■ **PROBLEMS TO SOLVE**
**A.** Rewrite the stretch of the scheduler patch reply from "On 22/10/20 14:43, Vincent" through "domains at wakeup.", changing "heterogenous" to "heterogeneous".
**B.** List each distinct word in the scheduler patch reply that is written entirely in capital letters.

■ **SOURCE TEXT**
◇ ◇ ◇ ◇
Re: [PATCH] sched/fair: prefer prev cpu in asymmetric wakeup path

From: Valentin Schneider
Date: Thu Oct 22 2020 - 10:53:34 EST



Hi Vincent,

On 22/10/20 14:43, Vincent Guittot wrote:
> During fast wakeup path, scheduler always check whether local or prev cpus
> are good candidates for the task before looking for other cpus in the
> domain. With
> commit b7a331615d25 ("sched/fair: Add asymmetric CPU capacity wakeup scan")
> the heterogenous system gains a dedicated path but doesn't try to keep
> reusing prev cpu whenever possible. If the previous cpu is idle and belong to the
> asymmetric domain, we should check it 1st before looking for another cpu
> because it stays one of the best candidate and it stabilizes task placement
> on the system.
>
> This change aligns asymmetric path behavior with symmetric one and reduces
> cases where the task migrates across all cpus of the sd_asym_cpucapacity
> domains at wakeup.
>
> This change does not impact normal EAS mode but only the overloaded case or
> when EAS is not used.
>
> On hikey960 with performance governor (EAS disable)
◇ ◇ ◇ ◇
Dataset excerpt:
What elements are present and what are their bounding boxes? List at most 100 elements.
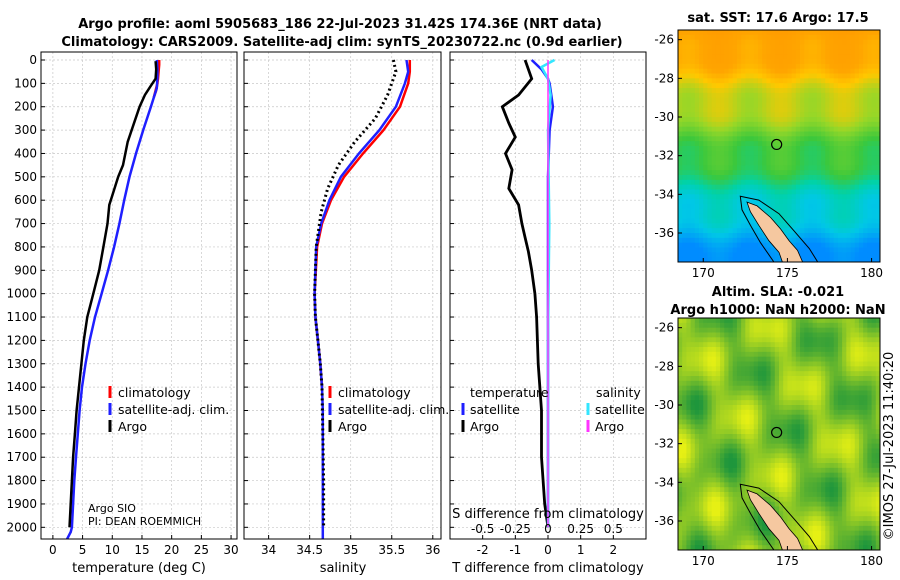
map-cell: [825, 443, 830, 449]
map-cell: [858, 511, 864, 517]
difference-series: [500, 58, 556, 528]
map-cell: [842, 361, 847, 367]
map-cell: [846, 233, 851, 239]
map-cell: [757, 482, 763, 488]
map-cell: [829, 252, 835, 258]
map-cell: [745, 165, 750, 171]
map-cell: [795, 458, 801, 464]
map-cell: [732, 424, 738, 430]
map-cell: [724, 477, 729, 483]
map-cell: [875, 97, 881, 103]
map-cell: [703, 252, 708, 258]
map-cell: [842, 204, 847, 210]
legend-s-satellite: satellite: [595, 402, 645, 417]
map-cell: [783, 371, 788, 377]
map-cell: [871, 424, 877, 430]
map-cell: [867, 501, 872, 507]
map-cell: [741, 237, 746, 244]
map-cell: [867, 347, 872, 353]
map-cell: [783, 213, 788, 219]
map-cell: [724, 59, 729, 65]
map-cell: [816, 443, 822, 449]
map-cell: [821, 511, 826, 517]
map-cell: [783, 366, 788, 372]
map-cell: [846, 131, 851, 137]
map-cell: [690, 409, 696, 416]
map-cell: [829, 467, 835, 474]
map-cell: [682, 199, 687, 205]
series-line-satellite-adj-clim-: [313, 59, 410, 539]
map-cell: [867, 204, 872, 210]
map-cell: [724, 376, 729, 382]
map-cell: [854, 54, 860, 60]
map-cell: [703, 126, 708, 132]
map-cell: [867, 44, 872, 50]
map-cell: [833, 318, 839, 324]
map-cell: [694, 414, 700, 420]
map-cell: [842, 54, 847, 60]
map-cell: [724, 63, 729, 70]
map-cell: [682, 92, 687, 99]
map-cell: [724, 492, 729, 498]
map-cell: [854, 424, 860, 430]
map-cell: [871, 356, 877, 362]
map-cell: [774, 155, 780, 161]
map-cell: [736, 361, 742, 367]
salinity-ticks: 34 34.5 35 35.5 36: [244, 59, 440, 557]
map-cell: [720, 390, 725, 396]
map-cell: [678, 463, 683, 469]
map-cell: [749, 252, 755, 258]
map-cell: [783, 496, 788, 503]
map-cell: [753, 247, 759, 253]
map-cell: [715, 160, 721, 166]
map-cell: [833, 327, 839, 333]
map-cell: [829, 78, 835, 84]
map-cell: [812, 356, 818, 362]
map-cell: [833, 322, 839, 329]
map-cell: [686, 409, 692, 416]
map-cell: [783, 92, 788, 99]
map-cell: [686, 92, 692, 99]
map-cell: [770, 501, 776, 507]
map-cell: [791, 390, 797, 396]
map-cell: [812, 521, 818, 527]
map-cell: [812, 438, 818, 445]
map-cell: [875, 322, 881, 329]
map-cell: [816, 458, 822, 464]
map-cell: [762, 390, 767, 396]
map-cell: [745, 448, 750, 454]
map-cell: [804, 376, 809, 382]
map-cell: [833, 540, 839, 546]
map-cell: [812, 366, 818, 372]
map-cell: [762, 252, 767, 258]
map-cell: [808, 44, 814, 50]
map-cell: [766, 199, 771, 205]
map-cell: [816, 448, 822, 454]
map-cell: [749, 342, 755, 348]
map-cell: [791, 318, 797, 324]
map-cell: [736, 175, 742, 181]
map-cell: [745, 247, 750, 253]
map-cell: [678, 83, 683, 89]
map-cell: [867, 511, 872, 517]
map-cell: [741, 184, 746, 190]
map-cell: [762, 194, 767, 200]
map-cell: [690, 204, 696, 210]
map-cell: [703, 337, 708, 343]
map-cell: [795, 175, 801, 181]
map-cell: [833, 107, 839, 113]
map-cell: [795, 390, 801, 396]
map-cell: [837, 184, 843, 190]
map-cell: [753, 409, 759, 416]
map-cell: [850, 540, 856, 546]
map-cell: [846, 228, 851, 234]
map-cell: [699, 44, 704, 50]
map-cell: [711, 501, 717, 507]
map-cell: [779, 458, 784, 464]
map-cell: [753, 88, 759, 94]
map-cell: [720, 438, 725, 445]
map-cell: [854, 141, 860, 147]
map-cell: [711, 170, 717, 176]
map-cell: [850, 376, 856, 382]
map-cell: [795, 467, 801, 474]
◇ ◇ ◇ ◇
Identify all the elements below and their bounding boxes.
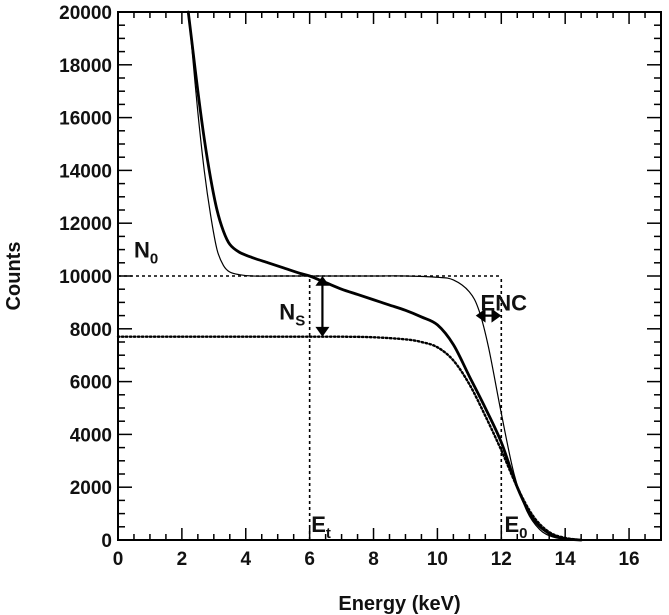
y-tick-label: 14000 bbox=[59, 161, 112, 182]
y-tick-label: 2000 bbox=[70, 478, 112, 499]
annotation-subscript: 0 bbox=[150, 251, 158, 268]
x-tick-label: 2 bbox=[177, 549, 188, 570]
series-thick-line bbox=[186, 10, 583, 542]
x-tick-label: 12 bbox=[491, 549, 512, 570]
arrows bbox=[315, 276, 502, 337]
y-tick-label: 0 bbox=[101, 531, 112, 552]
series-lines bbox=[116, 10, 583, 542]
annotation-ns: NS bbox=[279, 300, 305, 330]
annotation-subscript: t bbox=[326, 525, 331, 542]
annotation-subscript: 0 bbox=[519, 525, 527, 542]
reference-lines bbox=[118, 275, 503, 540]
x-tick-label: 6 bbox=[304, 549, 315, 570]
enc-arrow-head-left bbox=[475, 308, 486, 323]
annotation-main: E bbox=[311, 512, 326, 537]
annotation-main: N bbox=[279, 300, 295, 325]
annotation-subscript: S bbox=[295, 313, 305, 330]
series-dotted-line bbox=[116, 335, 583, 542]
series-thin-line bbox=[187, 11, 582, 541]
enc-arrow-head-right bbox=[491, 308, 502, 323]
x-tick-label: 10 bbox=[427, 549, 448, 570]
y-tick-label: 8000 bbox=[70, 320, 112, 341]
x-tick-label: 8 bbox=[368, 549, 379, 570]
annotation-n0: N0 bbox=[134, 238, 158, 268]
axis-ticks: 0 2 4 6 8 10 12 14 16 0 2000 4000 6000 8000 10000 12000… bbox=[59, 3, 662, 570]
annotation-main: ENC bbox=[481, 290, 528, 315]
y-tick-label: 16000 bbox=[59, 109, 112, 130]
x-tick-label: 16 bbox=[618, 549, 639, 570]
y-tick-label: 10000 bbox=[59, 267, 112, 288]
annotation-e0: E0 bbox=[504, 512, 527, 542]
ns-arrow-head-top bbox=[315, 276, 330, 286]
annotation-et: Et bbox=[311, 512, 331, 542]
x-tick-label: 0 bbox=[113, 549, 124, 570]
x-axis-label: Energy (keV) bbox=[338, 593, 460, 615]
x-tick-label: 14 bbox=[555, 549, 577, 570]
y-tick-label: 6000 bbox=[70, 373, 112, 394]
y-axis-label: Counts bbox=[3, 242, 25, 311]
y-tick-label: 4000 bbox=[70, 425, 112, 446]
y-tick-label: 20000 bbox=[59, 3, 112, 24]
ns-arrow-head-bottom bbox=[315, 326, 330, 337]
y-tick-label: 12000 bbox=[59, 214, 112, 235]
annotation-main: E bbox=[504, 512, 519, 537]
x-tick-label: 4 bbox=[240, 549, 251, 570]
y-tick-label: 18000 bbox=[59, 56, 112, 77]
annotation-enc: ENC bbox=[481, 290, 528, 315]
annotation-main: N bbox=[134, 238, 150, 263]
◇ ◇ ◇ ◇
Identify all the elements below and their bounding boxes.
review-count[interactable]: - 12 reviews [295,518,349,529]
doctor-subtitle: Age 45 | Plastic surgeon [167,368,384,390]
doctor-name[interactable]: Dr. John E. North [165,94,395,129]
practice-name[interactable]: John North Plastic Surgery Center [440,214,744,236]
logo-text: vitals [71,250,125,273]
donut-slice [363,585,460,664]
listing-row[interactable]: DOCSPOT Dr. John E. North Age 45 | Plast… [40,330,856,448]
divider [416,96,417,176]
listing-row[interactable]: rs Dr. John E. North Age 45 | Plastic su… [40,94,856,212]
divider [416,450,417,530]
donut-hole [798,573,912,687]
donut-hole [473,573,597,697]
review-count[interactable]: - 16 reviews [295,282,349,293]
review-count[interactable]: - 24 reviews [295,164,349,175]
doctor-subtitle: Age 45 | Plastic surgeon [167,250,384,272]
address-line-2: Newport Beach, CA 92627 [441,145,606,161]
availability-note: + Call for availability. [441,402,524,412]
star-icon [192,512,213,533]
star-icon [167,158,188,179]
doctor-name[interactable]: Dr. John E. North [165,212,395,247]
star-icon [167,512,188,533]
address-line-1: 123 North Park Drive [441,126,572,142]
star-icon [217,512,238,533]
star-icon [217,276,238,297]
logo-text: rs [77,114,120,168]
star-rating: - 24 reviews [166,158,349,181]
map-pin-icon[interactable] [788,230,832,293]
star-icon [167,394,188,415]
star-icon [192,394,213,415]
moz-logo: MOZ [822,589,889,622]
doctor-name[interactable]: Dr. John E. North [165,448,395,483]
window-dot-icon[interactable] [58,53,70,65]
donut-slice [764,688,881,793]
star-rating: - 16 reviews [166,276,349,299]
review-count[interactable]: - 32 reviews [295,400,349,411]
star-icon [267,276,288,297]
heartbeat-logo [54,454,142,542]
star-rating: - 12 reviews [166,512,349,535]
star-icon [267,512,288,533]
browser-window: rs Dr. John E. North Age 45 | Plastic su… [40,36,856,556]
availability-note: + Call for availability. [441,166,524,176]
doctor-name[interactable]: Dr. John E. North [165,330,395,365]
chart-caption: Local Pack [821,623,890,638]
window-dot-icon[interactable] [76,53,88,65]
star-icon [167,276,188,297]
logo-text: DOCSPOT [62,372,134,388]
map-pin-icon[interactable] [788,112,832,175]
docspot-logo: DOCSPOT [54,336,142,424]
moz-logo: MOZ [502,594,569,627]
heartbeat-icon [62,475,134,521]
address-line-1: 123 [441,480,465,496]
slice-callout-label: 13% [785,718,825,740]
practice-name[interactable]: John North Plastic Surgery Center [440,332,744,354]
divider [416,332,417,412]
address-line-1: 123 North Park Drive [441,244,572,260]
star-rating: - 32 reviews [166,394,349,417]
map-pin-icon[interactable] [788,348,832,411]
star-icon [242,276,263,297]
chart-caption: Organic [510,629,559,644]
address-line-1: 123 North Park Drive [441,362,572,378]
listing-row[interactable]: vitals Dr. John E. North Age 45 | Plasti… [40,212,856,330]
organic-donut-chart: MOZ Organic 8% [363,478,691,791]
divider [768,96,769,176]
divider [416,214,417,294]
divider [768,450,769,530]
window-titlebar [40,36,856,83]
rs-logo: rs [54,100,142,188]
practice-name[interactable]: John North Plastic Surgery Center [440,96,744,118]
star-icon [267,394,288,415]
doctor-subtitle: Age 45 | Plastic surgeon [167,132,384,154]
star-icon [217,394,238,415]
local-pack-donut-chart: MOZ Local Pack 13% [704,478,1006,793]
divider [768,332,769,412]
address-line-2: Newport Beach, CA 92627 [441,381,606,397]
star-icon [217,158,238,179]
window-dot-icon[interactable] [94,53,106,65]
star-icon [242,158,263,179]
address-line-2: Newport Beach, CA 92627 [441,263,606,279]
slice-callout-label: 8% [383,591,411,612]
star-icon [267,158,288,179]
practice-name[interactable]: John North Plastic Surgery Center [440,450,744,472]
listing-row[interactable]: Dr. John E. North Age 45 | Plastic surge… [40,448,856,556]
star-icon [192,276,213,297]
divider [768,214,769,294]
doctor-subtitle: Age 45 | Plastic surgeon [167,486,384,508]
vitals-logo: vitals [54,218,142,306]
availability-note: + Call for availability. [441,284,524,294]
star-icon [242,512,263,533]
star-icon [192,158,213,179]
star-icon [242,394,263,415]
◇ ◇ ◇ ◇
■ **SOLUTIONS IN ORDER**
**A.**
On 22/10/20 14:43, Vincent Guittot wrote:
> During fast wakeup path, scheduler always check whether local or prev cpus
> are good candidates for the task before looking for other cpus in the
> domain. With
> commit b7a331615d25 ("sched/fair: Add asymmetric CPU capacity wakeup scan")
> the heterogeneous system gains a dedicated path but doesn't try to keep
> reusing prev cpu whenever possible. If the previous cpu is idle and belong to the
> asymmetric domain, we should check it 1st before looking for another cpu
> because it stays one of the best candidate and it stabilizes task placement
> on the system.
>
> This change aligns asymmetric path behavior with symmetric one and reduces
> cases where the task migrates across all cpus of the sd_asym_cpucapacity
> domains at wakeup.

**B.** PATCH, EST, CPU, EAS